(What is required) Print out every line, exactly as written.

(Input material)
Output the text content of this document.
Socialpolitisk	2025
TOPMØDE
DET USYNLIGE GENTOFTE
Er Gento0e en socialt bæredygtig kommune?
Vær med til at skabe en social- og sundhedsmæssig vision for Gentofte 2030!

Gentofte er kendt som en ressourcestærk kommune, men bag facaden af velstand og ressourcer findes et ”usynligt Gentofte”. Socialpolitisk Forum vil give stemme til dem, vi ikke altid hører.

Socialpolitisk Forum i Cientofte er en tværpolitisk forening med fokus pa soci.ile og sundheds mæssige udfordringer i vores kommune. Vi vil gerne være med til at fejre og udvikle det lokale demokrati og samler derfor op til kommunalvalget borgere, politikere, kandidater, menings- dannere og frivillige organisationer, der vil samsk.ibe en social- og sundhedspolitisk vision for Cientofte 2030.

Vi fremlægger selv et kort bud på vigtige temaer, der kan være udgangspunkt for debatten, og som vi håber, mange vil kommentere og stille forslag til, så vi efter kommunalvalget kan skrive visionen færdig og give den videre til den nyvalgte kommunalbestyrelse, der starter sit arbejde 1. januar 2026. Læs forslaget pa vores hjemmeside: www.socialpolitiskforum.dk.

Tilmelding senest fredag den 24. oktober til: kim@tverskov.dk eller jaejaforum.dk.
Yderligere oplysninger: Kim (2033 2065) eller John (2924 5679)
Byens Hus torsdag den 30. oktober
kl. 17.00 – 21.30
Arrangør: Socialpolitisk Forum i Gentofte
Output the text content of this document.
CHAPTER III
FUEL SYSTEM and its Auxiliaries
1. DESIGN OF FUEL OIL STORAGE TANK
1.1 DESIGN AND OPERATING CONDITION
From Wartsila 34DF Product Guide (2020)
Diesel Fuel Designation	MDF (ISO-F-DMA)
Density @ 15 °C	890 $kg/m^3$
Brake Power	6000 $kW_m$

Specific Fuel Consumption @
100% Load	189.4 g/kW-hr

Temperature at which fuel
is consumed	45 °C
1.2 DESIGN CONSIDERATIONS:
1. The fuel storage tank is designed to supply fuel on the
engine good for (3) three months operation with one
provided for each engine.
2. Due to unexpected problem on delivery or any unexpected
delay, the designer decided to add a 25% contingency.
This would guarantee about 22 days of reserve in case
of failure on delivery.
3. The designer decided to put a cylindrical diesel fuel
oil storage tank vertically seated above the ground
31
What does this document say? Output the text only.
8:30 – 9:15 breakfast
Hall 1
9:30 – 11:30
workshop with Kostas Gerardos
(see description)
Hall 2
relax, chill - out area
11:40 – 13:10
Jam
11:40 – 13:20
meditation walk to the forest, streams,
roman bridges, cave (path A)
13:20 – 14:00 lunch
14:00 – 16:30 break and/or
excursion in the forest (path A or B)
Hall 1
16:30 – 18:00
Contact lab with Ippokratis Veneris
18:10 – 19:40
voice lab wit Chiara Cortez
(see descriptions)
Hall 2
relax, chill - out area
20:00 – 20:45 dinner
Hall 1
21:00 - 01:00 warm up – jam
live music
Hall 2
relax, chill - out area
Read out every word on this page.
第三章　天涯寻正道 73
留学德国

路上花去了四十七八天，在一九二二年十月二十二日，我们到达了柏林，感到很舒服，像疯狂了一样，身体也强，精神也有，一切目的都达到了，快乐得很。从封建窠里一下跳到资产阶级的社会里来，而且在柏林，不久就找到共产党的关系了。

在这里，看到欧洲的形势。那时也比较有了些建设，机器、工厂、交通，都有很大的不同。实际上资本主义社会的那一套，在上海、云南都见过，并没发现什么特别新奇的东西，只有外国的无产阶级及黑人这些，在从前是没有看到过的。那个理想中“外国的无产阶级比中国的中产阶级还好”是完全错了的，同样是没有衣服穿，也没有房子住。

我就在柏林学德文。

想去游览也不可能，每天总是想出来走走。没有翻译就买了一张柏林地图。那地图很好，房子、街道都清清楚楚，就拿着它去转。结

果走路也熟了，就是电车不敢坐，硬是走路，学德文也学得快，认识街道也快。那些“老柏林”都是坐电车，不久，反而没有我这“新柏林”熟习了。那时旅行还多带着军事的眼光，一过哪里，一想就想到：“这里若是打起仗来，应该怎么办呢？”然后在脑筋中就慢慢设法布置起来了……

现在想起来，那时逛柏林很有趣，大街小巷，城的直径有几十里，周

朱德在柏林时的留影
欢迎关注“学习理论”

(Expected answer)
Output the text content of this document.
Socialpolitisk	2025
TOPMØDE
DET USYNLIGE GENTOFTE
Er Gento0e en socialt bæredygtig kommune?
Vær med til at skabe en social- og sundhedsmæssig vision for Gentofte 2030!

Gentofte er kendt som en ressourcestærk kommune, men bag facaden af velstand og ressourcer findes et ”usynligt Gentofte”. Socialpolitisk Forum vil give stemme til dem, vi ikke altid hører.

Socialpolitisk Forum i Cientofte er en tværpolitisk forening med fokus pa soci.ile og sundheds mæssige udfordringer i vores kommune. Vi vil gerne være med til at fejre og udvikle det lokale demokrati og samler derfor op til kommunalvalget borgere, politikere, kandidater, menings- dannere og frivillige organisationer, der vil samsk.ibe en social- og sundhedspolitisk vision for Cientofte 2030.

Vi fremlægger selv et kort bud på vigtige temaer, der kan være udgangspunkt for debatten, og som vi håber, mange vil kommentere og stille forslag til, så vi efter kommunalvalget kan skrive visionen færdig og give den videre til den nyvalgte kommunalbestyrelse, der starter sit arbejde 1. januar 2026. Læs forslaget pa vores hjemmeside: www.socialpolitiskforum.dk.

Tilmelding senest fredag den 24. oktober til: kim@tverskov.dk eller jaejaforum.dk.
Yderligere oplysninger: Kim (2033 2065) eller John (2924 5679)
Byens Hus torsdag den 30. oktober
kl. 17.00 – 21.30
Arrangør: Socialpolitisk Forum i Gentofte
Output the text content of this document.
CHAPTER III
FUEL SYSTEM and its Auxiliaries
1. DESIGN OF FUEL OIL STORAGE TANK
1.1 DESIGN AND OPERATING CONDITION
From Wartsila 34DF Product Guide (2020)
Diesel Fuel Designation	MDF (ISO-F-DMA)
Density @ 15 °C	890 $kg/m^3$
Brake Power	6000 $kW_m$

Specific Fuel Consumption @
100% Load	189.4 g/kW-hr

Temperature at which fuel
is consumed	45 °C
1.2 DESIGN CONSIDERATIONS:
1. The fuel storage tank is designed to supply fuel on the
engine good for (3) three months operation with one
provided for each engine.
2. Due to unexpected problem on delivery or any unexpected
delay, the designer decided to add a 25% contingency.
This would guarantee about 22 days of reserve in case
of failure on delivery.
3. The designer decided to put a cylindrical diesel fuel
oil storage tank vertically seated above the ground
31
What does this document say? Output the text only.
8:30 – 9:15 breakfast
Hall 1
9:30 – 11:30
workshop with Kostas Gerardos
(see description)
Hall 2
relax, chill - out area
11:40 – 13:10
Jam
11:40 – 13:20
meditation walk to the forest, streams,
roman bridges, cave (path A)
13:20 – 14:00 lunch
14:00 – 16:30 break and/or
excursion in the forest (path A or B)
Hall 1
16:30 – 18:00
Contact lab with Ippokratis Veneris
18:10 – 19:40
voice lab wit Chiara Cortez
(see descriptions)
Hall 2
relax, chill - out area
20:00 – 20:45 dinner
Hall 1
21:00 - 01:00 warm up – jam
live music
Hall 2
relax, chill - out area
Read out every word on this page.
第三章　天涯寻正道 73
留学德国

路上花去了四十七八天，在一九二二年十月二十二日，我们到达了柏林，感到很舒服，像疯狂了一样，身体也强，精神也有，一切目的都达到了，快乐得很。从封建窠里一下跳到资产阶级的社会里来，而且在柏林，不久就找到共产党的关系了。

在这里，看到欧洲的形势。那时也比较有了些建设，机器、工厂、交通，都有很大的不同。实际上资本主义社会的那一套，在上海、云南都见过，并没发现什么特别新奇的东西，只有外国的无产阶级及黑人这些，在从前是没有看到过的。那个理想中“外国的无产阶级比中国的中产阶级还好”是完全错了的，同样是没有衣服穿，也没有房子住。

我就在柏林学德文。

想去游览也不可能，每天总是想出来走走。没有翻译就买了一张柏林地图。那地图很好，房子、街道都清清楚楚，就拿着它去转。结

果走路也熟了，就是电车不敢坐，硬是走路，学德文也学得快，认识街道也快。那些“老柏林”都是坐电车，不久，反而没有我这“新柏林”熟习了。那时旅行还多带着军事的眼光，一过哪里，一想就想到：“这里若是打起仗来，应该怎么办呢？”然后在脑筋中就慢慢设法布置起来了……

现在想起来，那时逛柏林很有趣，大街小巷，城的直径有几十里，周

朱德在柏林时的留影
欢迎关注“学习理论”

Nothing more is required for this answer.